Dataset records:
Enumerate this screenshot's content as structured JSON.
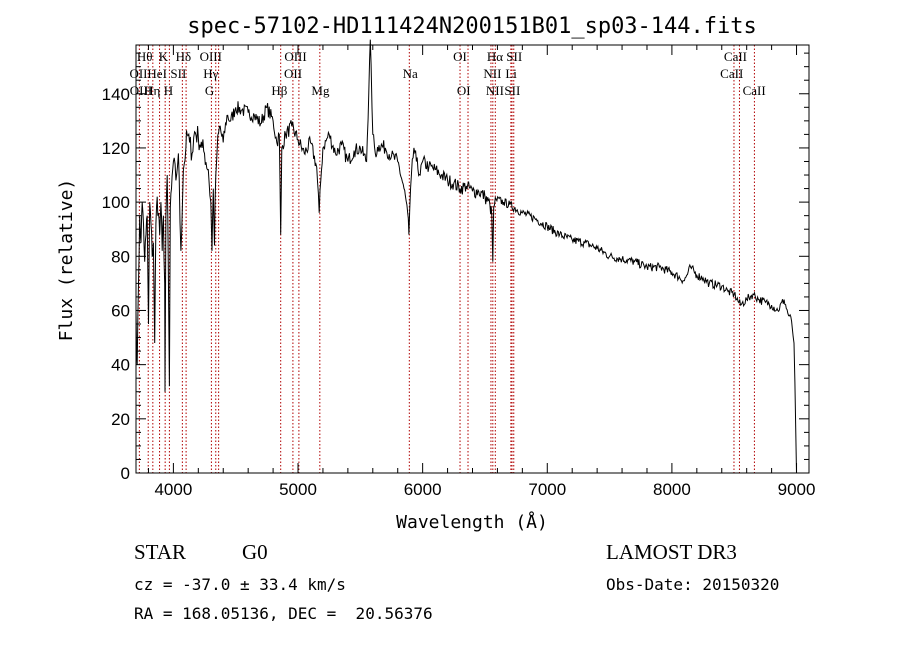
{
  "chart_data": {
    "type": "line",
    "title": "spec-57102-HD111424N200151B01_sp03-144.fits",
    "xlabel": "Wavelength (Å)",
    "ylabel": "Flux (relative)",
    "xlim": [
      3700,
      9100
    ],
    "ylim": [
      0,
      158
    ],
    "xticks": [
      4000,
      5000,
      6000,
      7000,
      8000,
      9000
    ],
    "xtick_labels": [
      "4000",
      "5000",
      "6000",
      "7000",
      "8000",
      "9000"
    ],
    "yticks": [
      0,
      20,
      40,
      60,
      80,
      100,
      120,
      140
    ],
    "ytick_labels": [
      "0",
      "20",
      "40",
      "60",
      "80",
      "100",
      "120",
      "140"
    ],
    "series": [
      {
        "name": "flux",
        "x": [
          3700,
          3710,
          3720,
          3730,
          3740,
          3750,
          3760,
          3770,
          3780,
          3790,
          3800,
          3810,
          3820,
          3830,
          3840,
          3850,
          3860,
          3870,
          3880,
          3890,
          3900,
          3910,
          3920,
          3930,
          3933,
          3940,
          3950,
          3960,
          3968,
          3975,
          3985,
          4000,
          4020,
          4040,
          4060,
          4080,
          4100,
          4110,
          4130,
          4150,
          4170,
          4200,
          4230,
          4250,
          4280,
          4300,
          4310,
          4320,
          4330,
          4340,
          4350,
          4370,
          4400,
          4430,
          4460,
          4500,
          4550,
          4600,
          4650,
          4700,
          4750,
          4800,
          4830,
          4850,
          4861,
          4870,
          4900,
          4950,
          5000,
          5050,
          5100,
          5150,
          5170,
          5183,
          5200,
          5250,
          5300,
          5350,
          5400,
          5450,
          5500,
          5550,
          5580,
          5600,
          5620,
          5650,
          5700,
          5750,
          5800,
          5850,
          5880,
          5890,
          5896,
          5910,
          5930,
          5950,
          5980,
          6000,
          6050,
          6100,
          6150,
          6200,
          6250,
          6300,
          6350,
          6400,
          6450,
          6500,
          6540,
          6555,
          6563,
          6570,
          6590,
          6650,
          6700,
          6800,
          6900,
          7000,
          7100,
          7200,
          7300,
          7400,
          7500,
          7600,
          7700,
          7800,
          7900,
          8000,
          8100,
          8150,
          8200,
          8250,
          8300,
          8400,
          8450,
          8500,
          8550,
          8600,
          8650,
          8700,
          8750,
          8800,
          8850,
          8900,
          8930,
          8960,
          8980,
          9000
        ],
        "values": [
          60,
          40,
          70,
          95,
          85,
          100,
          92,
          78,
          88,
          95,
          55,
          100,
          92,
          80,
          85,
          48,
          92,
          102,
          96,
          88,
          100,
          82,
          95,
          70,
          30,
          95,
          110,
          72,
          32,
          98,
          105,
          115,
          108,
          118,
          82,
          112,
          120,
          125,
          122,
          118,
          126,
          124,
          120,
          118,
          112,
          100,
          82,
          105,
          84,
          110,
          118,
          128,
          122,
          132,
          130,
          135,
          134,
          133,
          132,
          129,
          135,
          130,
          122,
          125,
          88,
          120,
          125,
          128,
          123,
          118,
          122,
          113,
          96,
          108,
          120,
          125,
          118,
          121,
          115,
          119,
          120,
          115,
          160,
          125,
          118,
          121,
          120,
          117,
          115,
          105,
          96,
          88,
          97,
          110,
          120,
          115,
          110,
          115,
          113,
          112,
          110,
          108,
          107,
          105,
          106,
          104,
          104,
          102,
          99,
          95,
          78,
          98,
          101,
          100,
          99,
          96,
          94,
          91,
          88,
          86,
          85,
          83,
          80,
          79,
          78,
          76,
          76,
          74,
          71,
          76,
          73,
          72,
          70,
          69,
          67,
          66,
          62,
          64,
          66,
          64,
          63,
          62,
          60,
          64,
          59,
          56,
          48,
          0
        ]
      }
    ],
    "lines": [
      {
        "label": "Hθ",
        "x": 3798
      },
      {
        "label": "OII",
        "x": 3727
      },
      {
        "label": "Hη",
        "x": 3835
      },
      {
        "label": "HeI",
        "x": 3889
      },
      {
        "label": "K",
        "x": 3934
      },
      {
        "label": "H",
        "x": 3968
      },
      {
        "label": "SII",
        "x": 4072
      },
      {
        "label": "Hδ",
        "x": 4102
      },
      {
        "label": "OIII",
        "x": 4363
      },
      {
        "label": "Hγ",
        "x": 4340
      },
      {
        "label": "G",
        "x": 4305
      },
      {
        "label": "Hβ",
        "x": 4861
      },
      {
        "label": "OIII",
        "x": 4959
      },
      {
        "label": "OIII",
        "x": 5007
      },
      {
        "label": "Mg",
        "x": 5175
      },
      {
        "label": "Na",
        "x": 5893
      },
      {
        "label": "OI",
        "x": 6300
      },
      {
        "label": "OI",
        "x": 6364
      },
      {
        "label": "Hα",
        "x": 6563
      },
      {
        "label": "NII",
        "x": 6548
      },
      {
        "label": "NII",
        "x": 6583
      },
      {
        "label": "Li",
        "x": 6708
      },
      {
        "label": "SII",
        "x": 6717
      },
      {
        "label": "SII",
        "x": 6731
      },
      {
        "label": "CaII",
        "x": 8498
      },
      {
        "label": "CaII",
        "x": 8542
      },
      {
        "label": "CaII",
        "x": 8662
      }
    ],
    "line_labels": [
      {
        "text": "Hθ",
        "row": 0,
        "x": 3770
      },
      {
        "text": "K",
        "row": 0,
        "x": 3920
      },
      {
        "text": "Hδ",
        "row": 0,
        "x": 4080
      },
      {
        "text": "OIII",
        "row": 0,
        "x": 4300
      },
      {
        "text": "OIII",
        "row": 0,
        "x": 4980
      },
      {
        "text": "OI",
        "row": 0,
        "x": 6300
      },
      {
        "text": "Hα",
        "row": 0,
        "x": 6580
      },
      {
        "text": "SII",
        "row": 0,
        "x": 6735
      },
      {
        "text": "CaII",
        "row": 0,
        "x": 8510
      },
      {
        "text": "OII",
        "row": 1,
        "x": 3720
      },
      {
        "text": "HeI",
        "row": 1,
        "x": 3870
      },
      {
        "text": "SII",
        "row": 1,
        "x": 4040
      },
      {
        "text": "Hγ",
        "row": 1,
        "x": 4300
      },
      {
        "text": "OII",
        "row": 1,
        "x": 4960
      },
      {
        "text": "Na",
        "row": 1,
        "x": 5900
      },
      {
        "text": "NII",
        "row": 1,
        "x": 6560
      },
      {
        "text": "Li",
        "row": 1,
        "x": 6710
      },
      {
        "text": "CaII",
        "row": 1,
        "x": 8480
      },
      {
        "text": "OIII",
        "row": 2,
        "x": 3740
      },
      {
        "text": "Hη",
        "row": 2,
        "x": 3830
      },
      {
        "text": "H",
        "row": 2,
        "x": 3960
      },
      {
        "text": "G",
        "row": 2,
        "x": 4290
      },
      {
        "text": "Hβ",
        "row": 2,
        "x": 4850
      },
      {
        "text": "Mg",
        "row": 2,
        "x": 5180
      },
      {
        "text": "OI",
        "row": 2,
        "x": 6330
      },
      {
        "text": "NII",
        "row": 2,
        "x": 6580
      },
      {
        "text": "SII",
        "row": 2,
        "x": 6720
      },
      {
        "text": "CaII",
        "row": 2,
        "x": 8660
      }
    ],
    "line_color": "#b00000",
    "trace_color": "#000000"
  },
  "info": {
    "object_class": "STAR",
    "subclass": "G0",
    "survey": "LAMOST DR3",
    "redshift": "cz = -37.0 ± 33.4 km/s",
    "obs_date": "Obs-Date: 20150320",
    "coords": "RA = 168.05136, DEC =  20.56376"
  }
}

Task description: All of the material above should be reproduced exactly, except the pictures.

Correct result:
Enumerate this screenshot's content as structured JSON.
{
  "chart_data": {
    "type": "line",
    "title": "spec-57102-HD111424N200151B01_sp03-144.fits",
    "xlabel": "Wavelength (Å)",
    "ylabel": "Flux (relative)",
    "xlim": [
      3700,
      9100
    ],
    "ylim": [
      0,
      158
    ],
    "xticks": [
      4000,
      5000,
      6000,
      7000,
      8000,
      9000
    ],
    "xtick_labels": [
      "4000",
      "5000",
      "6000",
      "7000",
      "8000",
      "9000"
    ],
    "yticks": [
      0,
      20,
      40,
      60,
      80,
      100,
      120,
      140
    ],
    "ytick_labels": [
      "0",
      "20",
      "40",
      "60",
      "80",
      "100",
      "120",
      "140"
    ],
    "series": [
      {
        "name": "flux",
        "x": [
          3700,
          3710,
          3720,
          3730,
          3740,
          3750,
          3760,
          3770,
          3780,
          3790,
          3800,
          3810,
          3820,
          3830,
          3840,
          3850,
          3860,
          3870,
          3880,
          3890,
          3900,
          3910,
          3920,
          3930,
          3933,
          3940,
          3950,
          3960,
          3968,
          3975,
          3985,
          4000,
          4020,
          4040,
          4060,
          4080,
          4100,
          4110,
          4130,
          4150,
          4170,
          4200,
          4230,
          4250,
          4280,
          4300,
          4310,
          4320,
          4330,
          4340,
          4350,
          4370,
          4400,
          4430,
          4460,
          4500,
          4550,
          4600,
          4650,
          4700,
          4750,
          4800,
          4830,
          4850,
          4861,
          4870,
          4900,
          4950,
          5000,
          5050,
          5100,
          5150,
          5170,
          5183,
          5200,
          5250,
          5300,
          5350,
          5400,
          5450,
          5500,
          5550,
          5580,
          5600,
          5620,
          5650,
          5700,
          5750,
          5800,
          5850,
          5880,
          5890,
          5896,
          5910,
          5930,
          5950,
          5980,
          6000,
          6050,
          6100,
          6150,
          6200,
          6250,
          6300,
          6350,
          6400,
          6450,
          6500,
          6540,
          6555,
          6563,
          6570,
          6590,
          6650,
          6700,
          6800,
          6900,
          7000,
          7100,
          7200,
          7300,
          7400,
          7500,
          7600,
          7700,
          7800,
          7900,
          8000,
          8100,
          8150,
          8200,
          8250,
          8300,
          8400,
          8450,
          8500,
          8550,
          8600,
          8650,
          8700,
          8750,
          8800,
          8850,
          8900,
          8930,
          8960,
          8980,
          9000
        ],
        "values": [
          60,
          40,
          70,
          95,
          85,
          100,
          92,
          78,
          88,
          95,
          55,
          100,
          92,
          80,
          85,
          48,
          92,
          102,
          96,
          88,
          100,
          82,
          95,
          70,
          30,
          95,
          110,
          72,
          32,
          98,
          105,
          115,
          108,
          118,
          82,
          112,
          120,
          125,
          122,
          118,
          126,
          124,
          120,
          118,
          112,
          100,
          82,
          105,
          84,
          110,
          118,
          128,
          122,
          132,
          130,
          135,
          134,
          133,
          132,
          129,
          135,
          130,
          122,
          125,
          88,
          120,
          125,
          128,
          123,
          118,
          122,
          113,
          96,
          108,
          120,
          125,
          118,
          121,
          115,
          119,
          120,
          115,
          160,
          125,
          118,
          121,
          120,
          117,
          115,
          105,
          96,
          88,
          97,
          110,
          120,
          115,
          110,
          115,
          113,
          112,
          110,
          108,
          107,
          105,
          106,
          104,
          104,
          102,
          99,
          95,
          78,
          98,
          101,
          100,
          99,
          96,
          94,
          91,
          88,
          86,
          85,
          83,
          80,
          79,
          78,
          76,
          76,
          74,
          71,
          76,
          73,
          72,
          70,
          69,
          67,
          66,
          62,
          64,
          66,
          64,
          63,
          62,
          60,
          64,
          59,
          56,
          48,
          0
        ]
      }
    ],
    "lines": [
      {
        "label": "Hθ",
        "x": 3798
      },
      {
        "label": "OII",
        "x": 3727
      },
      {
        "label": "Hη",
        "x": 3835
      },
      {
        "label": "HeI",
        "x": 3889
      },
      {
        "label": "K",
        "x": 3934
      },
      {
        "label": "H",
        "x": 3968
      },
      {
        "label": "SII",
        "x": 4072
      },
      {
        "label": "Hδ",
        "x": 4102
      },
      {
        "label": "OIII",
        "x": 4363
      },
      {
        "label": "Hγ",
        "x": 4340
      },
      {
        "label": "G",
        "x": 4305
      },
      {
        "label": "Hβ",
        "x": 4861
      },
      {
        "label": "OIII",
        "x": 4959
      },
      {
        "label": "OIII",
        "x": 5007
      },
      {
        "label": "Mg",
        "x": 5175
      },
      {
        "label": "Na",
        "x": 5893
      },
      {
        "label": "OI",
        "x": 6300
      },
      {
        "label": "OI",
        "x": 6364
      },
      {
        "label": "Hα",
        "x": 6563
      },
      {
        "label": "NII",
        "x": 6548
      },
      {
        "label": "NII",
        "x": 6583
      },
      {
        "label": "Li",
        "x": 6708
      },
      {
        "label": "SII",
        "x": 6717
      },
      {
        "label": "SII",
        "x": 6731
      },
      {
        "label": "CaII",
        "x": 8498
      },
      {
        "label": "CaII",
        "x": 8542
      },
      {
        "label": "CaII",
        "x": 8662
      }
    ],
    "line_labels": [
      {
        "text": "Hθ",
        "row": 0,
        "x": 3770
      },
      {
        "text": "K",
        "row": 0,
        "x": 3920
      },
      {
        "text": "Hδ",
        "row": 0,
        "x": 4080
      },
      {
        "text": "OIII",
        "row": 0,
        "x": 4300
      },
      {
        "text": "OIII",
        "row": 0,
        "x": 4980
      },
      {
        "text": "OI",
        "row": 0,
        "x": 6300
      },
      {
        "text": "Hα",
        "row": 0,
        "x": 6580
      },
      {
        "text": "SII",
        "row": 0,
        "x": 6735
      },
      {
        "text": "CaII",
        "row": 0,
        "x": 8510
      },
      {
        "text": "OII",
        "row": 1,
        "x": 3720
      },
      {
        "text": "HeI",
        "row": 1,
        "x": 3870
      },
      {
        "text": "SII",
        "row": 1,
        "x": 4040
      },
      {
        "text": "Hγ",
        "row": 1,
        "x": 4300
      },
      {
        "text": "OII",
        "row": 1,
        "x": 4960
      },
      {
        "text": "Na",
        "row": 1,
        "x": 5900
      },
      {
        "text": "NII",
        "row": 1,
        "x": 6560
      },
      {
        "text": "Li",
        "row": 1,
        "x": 6710
      },
      {
        "text": "CaII",
        "row": 1,
        "x": 8480
      },
      {
        "text": "OIII",
        "row": 2,
        "x": 3740
      },
      {
        "text": "Hη",
        "row": 2,
        "x": 3830
      },
      {
        "text": "H",
        "row": 2,
        "x": 3960
      },
      {
        "text": "G",
        "row": 2,
        "x": 4290
      },
      {
        "text": "Hβ",
        "row": 2,
        "x": 4850
      },
      {
        "text": "Mg",
        "row": 2,
        "x": 5180
      },
      {
        "text": "OI",
        "row": 2,
        "x": 6330
      },
      {
        "text": "NII",
        "row": 2,
        "x": 6580
      },
      {
        "text": "SII",
        "row": 2,
        "x": 6720
      },
      {
        "text": "CaII",
        "row": 2,
        "x": 8660
      }
    ],
    "line_color": "#b00000",
    "trace_color": "#000000"
  },
  "info": {
    "object_class": "STAR",
    "subclass": "G0",
    "survey": "LAMOST DR3",
    "redshift": "cz = -37.0 ± 33.4 km/s",
    "obs_date": "Obs-Date: 20150320",
    "coords": "RA = 168.05136, DEC =  20.56376"
  }
}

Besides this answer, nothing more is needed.